- TO BE DONE
Among the entries below, find the lines with "color" and copy them.

- Data items
==*==
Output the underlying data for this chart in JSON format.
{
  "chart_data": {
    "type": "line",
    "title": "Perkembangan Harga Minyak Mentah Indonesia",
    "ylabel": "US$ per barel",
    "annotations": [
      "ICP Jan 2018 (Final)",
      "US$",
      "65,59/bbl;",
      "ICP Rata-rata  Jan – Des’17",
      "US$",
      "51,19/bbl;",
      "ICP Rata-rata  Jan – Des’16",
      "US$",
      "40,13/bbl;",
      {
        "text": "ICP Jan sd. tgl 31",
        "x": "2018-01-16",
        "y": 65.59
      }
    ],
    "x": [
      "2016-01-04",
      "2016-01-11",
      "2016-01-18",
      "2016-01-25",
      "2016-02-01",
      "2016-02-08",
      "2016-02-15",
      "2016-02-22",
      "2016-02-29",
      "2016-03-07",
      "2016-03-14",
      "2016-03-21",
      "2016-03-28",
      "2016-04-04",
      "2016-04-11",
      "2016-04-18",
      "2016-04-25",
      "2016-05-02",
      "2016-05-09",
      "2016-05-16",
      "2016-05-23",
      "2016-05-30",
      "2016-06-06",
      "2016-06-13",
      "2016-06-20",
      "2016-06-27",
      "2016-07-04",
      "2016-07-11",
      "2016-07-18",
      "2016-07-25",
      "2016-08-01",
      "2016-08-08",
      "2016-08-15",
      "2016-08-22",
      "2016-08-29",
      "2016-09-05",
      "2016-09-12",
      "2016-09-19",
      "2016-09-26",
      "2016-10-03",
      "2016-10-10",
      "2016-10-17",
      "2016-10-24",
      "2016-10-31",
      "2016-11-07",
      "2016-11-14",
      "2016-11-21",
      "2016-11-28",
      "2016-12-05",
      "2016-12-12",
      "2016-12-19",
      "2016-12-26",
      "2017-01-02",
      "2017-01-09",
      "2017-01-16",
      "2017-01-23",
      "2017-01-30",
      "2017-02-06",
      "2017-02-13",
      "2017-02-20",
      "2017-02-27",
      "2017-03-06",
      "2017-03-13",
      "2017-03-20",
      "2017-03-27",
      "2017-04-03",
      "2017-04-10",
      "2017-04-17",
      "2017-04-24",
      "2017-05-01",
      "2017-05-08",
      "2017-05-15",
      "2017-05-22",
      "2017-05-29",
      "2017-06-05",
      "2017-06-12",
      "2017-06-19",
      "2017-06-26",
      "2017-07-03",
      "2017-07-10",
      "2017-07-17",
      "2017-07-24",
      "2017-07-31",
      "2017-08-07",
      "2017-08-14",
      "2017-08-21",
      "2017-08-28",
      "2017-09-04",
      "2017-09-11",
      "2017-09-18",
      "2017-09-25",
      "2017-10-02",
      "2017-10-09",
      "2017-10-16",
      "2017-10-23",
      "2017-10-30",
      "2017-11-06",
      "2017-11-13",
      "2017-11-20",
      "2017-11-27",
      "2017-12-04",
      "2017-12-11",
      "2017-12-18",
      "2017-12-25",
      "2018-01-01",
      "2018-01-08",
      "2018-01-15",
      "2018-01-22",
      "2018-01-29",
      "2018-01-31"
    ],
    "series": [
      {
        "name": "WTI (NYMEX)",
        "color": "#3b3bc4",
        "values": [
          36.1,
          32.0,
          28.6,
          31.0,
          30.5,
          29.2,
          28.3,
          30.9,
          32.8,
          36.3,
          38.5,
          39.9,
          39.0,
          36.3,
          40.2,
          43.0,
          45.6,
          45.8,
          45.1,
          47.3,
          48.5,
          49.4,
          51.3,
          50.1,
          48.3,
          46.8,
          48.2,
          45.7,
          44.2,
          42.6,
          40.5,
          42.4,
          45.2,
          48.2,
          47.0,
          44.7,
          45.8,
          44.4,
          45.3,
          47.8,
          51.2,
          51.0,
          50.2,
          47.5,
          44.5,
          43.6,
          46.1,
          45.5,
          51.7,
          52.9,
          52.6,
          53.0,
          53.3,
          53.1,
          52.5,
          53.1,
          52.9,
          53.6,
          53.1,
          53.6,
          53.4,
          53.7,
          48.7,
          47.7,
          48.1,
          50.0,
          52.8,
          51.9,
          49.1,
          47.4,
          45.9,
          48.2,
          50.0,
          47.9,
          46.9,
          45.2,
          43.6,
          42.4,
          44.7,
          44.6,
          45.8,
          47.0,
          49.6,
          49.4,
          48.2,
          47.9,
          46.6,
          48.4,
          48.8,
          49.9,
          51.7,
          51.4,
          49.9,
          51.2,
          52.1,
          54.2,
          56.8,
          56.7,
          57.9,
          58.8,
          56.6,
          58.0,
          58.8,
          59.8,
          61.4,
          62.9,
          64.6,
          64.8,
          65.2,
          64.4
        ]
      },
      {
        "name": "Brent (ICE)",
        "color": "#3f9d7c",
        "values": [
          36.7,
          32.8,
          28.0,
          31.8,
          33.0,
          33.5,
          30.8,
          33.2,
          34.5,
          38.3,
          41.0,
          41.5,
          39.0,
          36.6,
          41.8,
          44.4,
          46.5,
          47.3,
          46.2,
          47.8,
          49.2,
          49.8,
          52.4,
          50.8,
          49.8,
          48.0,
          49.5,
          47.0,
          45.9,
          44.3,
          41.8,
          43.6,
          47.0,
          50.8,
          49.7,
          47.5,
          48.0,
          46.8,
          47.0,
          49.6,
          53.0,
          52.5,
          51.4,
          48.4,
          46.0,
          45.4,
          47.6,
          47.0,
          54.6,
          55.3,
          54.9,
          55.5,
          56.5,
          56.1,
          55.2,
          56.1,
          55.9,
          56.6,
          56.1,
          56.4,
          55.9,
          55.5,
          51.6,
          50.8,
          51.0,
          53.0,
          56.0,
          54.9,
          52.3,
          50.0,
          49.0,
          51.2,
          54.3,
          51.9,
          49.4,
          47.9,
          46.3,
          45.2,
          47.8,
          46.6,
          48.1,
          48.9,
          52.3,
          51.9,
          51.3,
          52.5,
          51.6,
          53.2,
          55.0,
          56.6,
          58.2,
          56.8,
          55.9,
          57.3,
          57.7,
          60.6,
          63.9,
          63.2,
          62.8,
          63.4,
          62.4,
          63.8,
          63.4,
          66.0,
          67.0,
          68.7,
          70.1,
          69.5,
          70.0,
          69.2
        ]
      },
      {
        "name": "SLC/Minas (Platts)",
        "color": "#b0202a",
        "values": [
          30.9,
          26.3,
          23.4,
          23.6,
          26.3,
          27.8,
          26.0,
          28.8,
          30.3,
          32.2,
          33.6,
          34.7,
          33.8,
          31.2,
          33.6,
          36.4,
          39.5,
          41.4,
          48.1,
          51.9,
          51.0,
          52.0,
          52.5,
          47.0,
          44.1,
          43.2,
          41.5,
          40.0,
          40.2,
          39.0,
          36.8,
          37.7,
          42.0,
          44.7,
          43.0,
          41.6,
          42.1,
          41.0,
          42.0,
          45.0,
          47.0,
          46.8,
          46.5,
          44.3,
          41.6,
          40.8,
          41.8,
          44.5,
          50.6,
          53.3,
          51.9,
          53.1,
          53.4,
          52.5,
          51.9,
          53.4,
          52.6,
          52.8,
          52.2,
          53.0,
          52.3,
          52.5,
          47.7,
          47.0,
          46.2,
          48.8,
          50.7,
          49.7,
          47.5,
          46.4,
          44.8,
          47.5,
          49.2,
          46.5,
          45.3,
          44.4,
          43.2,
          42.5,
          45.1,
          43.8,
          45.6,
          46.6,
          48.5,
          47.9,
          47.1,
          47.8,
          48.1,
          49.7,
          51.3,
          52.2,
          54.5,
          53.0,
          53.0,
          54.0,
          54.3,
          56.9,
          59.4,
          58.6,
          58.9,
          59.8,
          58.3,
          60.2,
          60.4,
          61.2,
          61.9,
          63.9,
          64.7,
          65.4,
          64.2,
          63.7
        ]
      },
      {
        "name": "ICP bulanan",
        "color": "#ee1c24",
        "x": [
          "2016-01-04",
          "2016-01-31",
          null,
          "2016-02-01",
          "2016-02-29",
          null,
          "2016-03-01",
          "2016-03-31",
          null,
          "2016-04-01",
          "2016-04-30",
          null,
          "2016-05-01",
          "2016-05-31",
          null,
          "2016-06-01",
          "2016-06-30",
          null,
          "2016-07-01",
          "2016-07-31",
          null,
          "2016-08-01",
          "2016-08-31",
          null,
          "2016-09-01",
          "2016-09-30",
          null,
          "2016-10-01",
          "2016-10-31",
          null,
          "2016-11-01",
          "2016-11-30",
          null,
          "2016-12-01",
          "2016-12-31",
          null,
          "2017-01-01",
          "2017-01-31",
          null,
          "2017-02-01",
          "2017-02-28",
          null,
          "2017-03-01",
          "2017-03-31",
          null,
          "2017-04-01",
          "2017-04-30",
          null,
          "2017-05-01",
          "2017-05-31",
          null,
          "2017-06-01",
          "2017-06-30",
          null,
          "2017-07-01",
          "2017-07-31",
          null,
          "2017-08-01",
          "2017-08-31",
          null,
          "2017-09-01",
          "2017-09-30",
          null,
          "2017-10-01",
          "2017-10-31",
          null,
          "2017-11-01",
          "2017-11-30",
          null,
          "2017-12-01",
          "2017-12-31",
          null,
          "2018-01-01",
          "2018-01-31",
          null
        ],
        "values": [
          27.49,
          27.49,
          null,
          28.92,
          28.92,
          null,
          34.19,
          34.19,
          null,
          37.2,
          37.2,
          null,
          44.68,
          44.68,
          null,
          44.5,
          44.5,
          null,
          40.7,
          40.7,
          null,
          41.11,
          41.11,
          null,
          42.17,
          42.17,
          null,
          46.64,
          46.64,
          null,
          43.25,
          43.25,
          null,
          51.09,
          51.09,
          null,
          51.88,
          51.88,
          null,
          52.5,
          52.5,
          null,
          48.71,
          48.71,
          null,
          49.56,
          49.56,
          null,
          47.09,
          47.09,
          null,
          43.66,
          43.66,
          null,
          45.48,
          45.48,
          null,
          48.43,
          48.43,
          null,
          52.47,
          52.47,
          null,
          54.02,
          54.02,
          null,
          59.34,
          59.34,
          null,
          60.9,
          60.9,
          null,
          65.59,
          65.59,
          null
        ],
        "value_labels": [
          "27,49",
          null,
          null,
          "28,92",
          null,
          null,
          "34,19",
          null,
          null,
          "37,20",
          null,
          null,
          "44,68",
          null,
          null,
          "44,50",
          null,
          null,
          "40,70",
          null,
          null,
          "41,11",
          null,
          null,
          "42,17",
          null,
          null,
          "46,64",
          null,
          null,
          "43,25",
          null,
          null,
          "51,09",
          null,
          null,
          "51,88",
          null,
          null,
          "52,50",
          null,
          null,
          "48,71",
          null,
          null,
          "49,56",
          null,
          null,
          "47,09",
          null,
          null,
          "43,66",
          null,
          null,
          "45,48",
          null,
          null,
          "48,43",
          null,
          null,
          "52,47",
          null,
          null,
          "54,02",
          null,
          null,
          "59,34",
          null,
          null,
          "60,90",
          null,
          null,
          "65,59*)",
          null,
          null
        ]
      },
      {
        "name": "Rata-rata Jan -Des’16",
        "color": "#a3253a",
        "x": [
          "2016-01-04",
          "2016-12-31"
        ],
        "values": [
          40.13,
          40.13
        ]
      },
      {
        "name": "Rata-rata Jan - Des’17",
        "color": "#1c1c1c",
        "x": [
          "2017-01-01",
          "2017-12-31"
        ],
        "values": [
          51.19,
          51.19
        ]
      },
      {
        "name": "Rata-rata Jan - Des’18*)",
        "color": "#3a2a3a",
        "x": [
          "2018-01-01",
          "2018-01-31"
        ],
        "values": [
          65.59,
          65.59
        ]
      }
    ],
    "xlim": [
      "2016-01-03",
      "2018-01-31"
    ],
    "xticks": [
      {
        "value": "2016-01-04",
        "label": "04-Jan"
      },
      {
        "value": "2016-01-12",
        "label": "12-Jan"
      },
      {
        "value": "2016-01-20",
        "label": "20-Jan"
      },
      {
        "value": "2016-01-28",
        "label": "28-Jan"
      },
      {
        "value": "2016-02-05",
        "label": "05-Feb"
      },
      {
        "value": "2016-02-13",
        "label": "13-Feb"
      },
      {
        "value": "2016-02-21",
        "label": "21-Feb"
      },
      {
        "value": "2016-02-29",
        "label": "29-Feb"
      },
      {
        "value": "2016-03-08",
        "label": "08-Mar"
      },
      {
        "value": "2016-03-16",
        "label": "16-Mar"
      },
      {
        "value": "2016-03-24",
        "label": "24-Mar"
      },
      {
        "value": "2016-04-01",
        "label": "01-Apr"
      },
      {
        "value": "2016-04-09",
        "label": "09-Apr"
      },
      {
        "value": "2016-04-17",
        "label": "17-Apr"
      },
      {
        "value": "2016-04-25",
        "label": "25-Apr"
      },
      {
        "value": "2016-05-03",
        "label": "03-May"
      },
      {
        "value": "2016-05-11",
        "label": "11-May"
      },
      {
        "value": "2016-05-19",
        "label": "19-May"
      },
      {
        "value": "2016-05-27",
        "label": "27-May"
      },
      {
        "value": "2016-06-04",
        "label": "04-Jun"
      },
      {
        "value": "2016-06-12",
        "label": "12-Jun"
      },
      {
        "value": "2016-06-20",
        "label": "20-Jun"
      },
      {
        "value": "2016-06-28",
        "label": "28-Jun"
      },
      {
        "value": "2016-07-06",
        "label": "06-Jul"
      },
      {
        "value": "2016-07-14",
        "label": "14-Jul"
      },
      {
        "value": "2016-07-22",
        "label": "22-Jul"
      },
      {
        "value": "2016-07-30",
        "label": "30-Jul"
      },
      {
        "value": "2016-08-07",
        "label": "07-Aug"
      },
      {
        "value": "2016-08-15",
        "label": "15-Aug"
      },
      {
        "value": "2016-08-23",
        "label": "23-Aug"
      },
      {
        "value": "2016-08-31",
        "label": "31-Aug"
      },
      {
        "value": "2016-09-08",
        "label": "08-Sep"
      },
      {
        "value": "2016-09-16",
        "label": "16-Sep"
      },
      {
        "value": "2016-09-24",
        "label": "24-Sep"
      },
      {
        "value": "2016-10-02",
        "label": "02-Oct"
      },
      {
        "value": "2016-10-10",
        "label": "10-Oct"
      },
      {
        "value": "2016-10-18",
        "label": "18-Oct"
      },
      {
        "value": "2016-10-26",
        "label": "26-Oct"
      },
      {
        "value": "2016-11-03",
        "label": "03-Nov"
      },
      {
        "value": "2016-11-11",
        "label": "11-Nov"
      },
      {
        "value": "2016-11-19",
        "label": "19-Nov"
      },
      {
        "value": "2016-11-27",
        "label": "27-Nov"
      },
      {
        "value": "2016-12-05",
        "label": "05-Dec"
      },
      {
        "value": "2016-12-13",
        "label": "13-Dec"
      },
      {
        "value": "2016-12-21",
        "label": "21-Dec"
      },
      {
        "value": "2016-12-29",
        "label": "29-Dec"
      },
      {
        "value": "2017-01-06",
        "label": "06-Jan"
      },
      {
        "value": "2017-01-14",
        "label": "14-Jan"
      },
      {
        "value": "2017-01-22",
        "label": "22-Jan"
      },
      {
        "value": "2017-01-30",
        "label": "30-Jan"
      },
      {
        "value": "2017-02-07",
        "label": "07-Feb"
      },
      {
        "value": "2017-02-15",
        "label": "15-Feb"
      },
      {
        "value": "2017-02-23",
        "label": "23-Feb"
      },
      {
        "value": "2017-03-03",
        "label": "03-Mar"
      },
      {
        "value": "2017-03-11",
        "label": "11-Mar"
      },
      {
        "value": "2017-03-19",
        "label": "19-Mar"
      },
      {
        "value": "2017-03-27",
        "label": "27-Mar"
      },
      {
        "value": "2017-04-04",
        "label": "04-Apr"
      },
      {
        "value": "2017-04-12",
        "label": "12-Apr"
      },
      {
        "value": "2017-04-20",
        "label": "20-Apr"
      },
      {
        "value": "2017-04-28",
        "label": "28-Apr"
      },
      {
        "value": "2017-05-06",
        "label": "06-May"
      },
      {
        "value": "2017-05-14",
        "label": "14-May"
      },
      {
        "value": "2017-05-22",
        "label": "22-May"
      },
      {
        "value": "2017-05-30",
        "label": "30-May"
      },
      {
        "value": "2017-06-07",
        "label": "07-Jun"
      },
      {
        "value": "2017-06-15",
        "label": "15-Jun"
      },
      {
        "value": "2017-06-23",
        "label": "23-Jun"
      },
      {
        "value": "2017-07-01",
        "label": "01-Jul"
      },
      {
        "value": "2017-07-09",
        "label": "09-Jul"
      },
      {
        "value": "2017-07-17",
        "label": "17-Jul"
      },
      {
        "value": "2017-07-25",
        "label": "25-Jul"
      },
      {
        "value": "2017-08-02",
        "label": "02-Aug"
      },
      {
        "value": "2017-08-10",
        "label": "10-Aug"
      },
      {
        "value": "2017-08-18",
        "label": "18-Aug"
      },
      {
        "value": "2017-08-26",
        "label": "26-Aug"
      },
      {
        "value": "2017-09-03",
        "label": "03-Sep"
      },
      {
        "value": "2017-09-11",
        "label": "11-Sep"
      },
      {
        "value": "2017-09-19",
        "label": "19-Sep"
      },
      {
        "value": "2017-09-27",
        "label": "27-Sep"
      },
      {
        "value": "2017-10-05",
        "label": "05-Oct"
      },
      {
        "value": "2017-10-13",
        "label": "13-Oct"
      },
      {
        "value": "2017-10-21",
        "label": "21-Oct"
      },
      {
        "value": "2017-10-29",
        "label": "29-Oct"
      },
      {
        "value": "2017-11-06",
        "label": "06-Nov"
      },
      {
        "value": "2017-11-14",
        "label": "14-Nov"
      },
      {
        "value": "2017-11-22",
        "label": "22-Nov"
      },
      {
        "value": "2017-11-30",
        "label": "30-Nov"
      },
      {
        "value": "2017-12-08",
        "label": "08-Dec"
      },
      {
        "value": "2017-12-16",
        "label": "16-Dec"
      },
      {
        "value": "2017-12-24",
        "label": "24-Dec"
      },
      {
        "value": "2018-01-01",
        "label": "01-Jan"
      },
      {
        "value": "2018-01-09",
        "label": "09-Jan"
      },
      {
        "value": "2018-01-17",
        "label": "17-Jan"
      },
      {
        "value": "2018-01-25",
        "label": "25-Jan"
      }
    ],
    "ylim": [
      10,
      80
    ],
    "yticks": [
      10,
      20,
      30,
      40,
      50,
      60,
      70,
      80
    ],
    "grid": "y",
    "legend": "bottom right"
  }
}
==*==
- RESPONSE FOR THIS EXERCISE
        "color": "#3b3bc4",
        "color": "#3f9d7c",
        "color": "#b0202a",
        "color": "#ee1c24",
        "color": "#a3253a",
        "color": "#1c1c1c",
        "color": "#3a2a3a",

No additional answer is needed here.